Collected data entries:
::::

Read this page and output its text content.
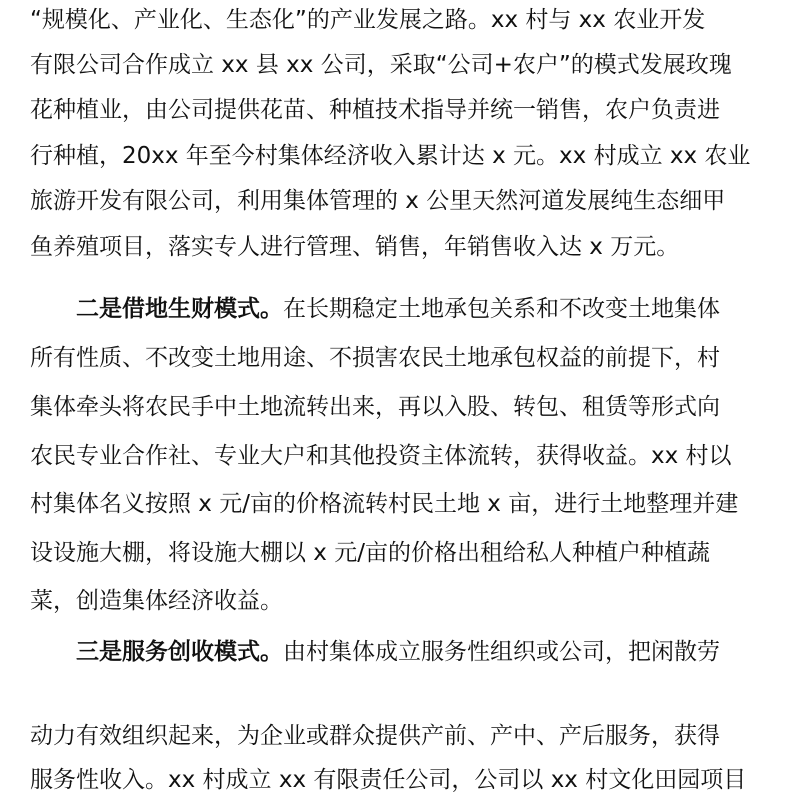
“规模化、产业化、生态化”的产业发展之路。xx 村与 xx 农业开发
有限公司合作成立 xx 县 xx 公司，采取“公司+农户”的模式发展玫瑰
花种植业，由公司提供花苗、种植技术指导并统一销售，农户负责进
行种植，20xx 年至今村集体经济收入累计达 x 元。xx 村成立 xx 农业
旅游开发有限公司，利用集体管理的 x 公里天然河道发展纯生态细甲
鱼养殖项目，落实专人进行管理、销售，年销售收入达 x 万元。
二是借地生财模式。在长期稳定土地承包关系和不改变土地集体
所有性质、不改变土地用途、不损害农民土地承包权益的前提下，村
集体牵头将农民手中土地流转出来，再以入股、转包、租赁等形式向
农民专业合作社、专业大户和其他投资主体流转，获得收益。xx 村以
村集体名义按照 x 元/亩的价格流转村民土地 x 亩，进行土地整理并建
设设施大棚，将设施大棚以 x 元/亩的价格出租给私人种植户种植蔬
菜，创造集体经济收益。
三是服务创收模式。由村集体成立服务性组织或公司，把闲散劳
动力有效组织起来，为企业或群众提供产前、产中、产后服务，获得
服务性收入。xx 村成立 xx 有限责任公司，公司以 xx 村文化田园项目
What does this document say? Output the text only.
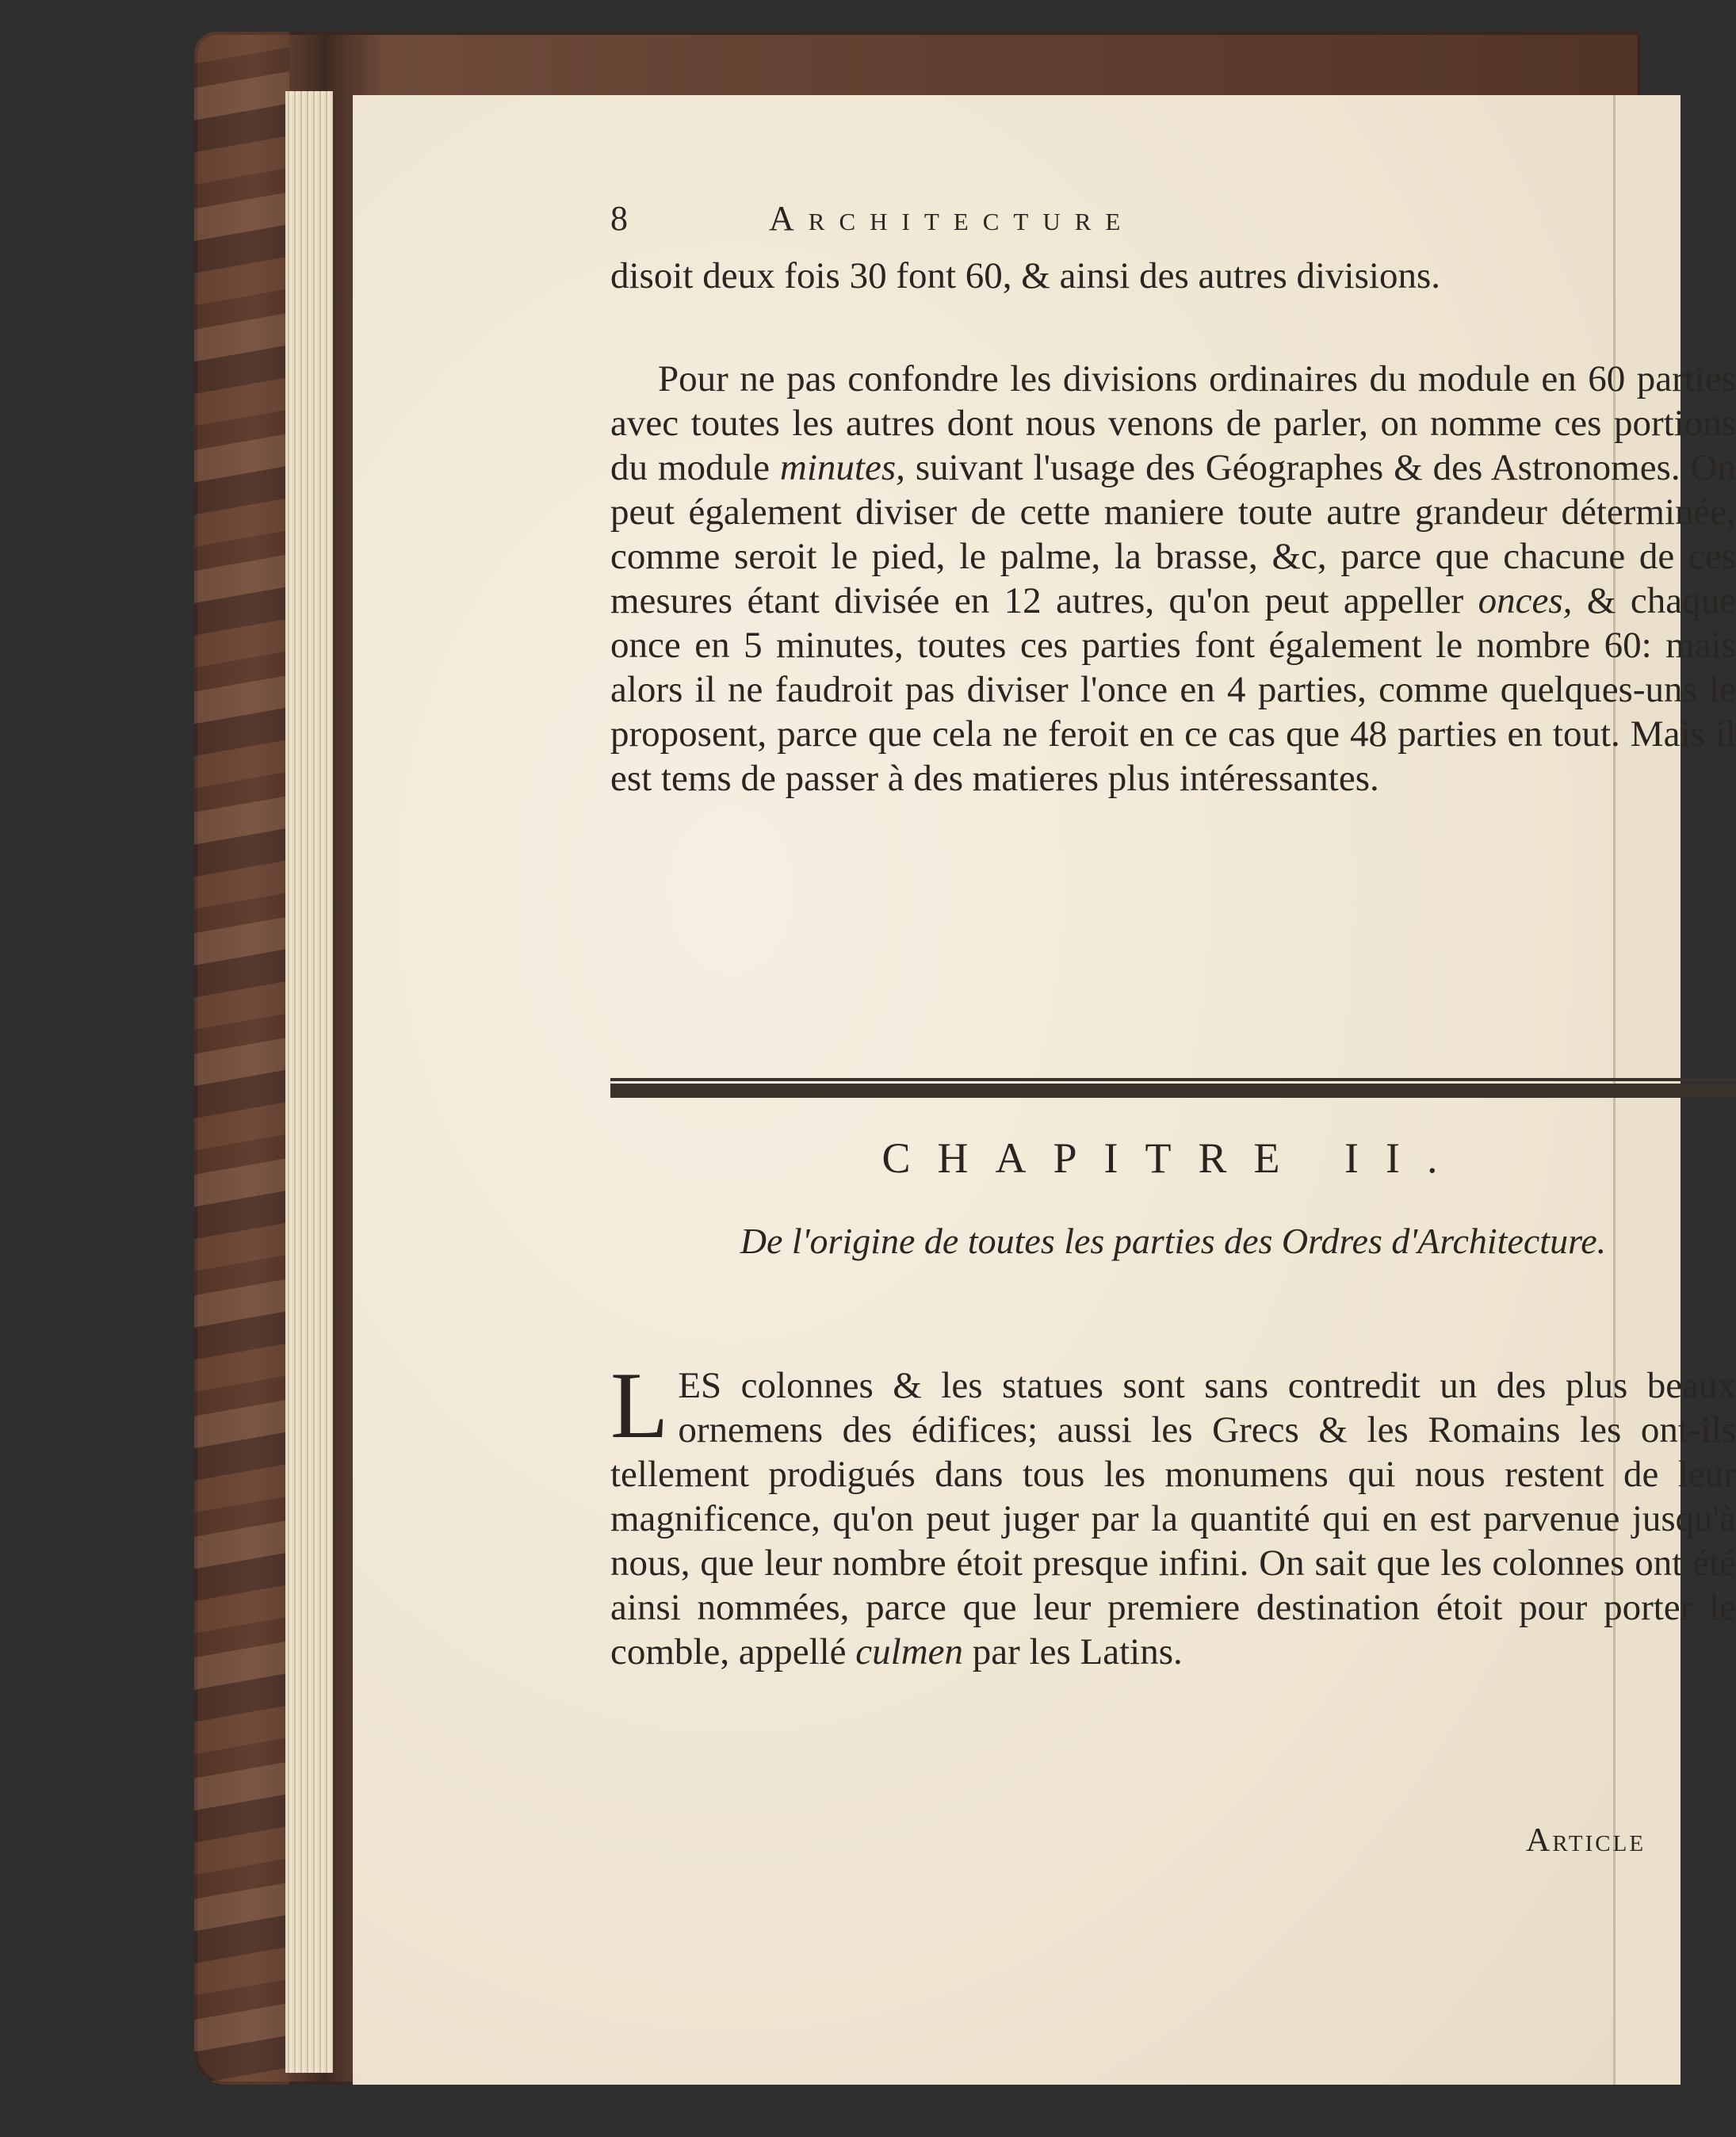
8	Architecture

disoit deux fois 30 font 60, & ainsi des autres divisions.

Pour ne pas confondre les divisions ordinaires du module en 60 parties avec toutes les autres dont nous venons de parler, on nomme ces portions du module minutes, suivant l'usage des Géographes & des Astronomes. On peut également diviser de cette maniere toute autre grandeur déterminée, comme seroit le pied, le palme, la brasse, &c, parce que chacune de ces mesures étant divisée en 12 autres, qu'on peut appeller onces, & chaque once en 5 minutes, toutes ces parties font également le nombre 60: mais alors il ne faudroit pas diviser l'once en 4 parties, comme quelques-uns le proposent, parce que cela ne feroit en ce cas que 48 parties en tout. Mais il est tems de passer à des matieres plus intéressantes.

CHAPITRE II.
De l'origine de toutes les parties des Ordres d'Architecture.

LES colonnes & les statues sont sans contredit un des plus beaux ornemens des édifices; aussi les Grecs & les Romains les ont-ils tellement prodigués dans tous les monumens qui nous restent de leur magnificence, qu'on peut juger par la quantité qui en est parvenue jusqu'à nous, que leur nombre étoit presque infini. On sait que les colonnes ont été ainsi nommées, parce que leur premiere destination étoit pour porter le comble, appellé culmen par les Latins.

Article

::::

# Required task
Return the listing above word for word, with the pictures removed.

# Solution to the problem
Read this page and output its text content.
“规模化、产业化、生态化”的产业发展之路。xx 村与 xx 农业开发
有限公司合作成立 xx 县 xx 公司，采取“公司+农户”的模式发展玫瑰
花种植业，由公司提供花苗、种植技术指导并统一销售，农户负责进
行种植，20xx 年至今村集体经济收入累计达 x 元。xx 村成立 xx 农业
旅游开发有限公司，利用集体管理的 x 公里天然河道发展纯生态细甲
鱼养殖项目，落实专人进行管理、销售，年销售收入达 x 万元。
二是借地生财模式。在长期稳定土地承包关系和不改变土地集体
所有性质、不改变土地用途、不损害农民土地承包权益的前提下，村
集体牵头将农民手中土地流转出来，再以入股、转包、租赁等形式向
农民专业合作社、专业大户和其他投资主体流转，获得收益。xx 村以
村集体名义按照 x 元/亩的价格流转村民土地 x 亩，进行土地整理并建
设设施大棚，将设施大棚以 x 元/亩的价格出租给私人种植户种植蔬
菜，创造集体经济收益。
三是服务创收模式。由村集体成立服务性组织或公司，把闲散劳
动力有效组织起来，为企业或群众提供产前、产中、产后服务，获得
服务性收入。xx 村成立 xx 有限责任公司，公司以 xx 村文化田园项目
What does this document say? Output the text only.
8	Architecture

disoit deux fois 30 font 60, & ainsi des autres divisions.

Pour ne pas confondre les divisions ordinaires du module en 60 parties avec toutes les autres dont nous venons de parler, on nomme ces portions du module minutes, suivant l'usage des Géographes & des Astronomes. On peut également diviser de cette maniere toute autre grandeur déterminée, comme seroit le pied, le palme, la brasse, &c, parce que chacune de ces mesures étant divisée en 12 autres, qu'on peut appeller onces, & chaque once en 5 minutes, toutes ces parties font également le nombre 60: mais alors il ne faudroit pas diviser l'once en 4 parties, comme quelques-uns le proposent, parce que cela ne feroit en ce cas que 48 parties en tout. Mais il est tems de passer à des matieres plus intéressantes.

CHAPITRE II.
De l'origine de toutes les parties des Ordres d'Architecture.

LES colonnes & les statues sont sans contredit un des plus beaux ornemens des édifices; aussi les Grecs & les Romains les ont-ils tellement prodigués dans tous les monumens qui nous restent de leur magnificence, qu'on peut juger par la quantité qui en est parvenue jusqu'à nous, que leur nombre étoit presque infini. On sait que les colonnes ont été ainsi nommées, parce que leur premiere destination étoit pour porter le comble, appellé culmen par les Latins.

Article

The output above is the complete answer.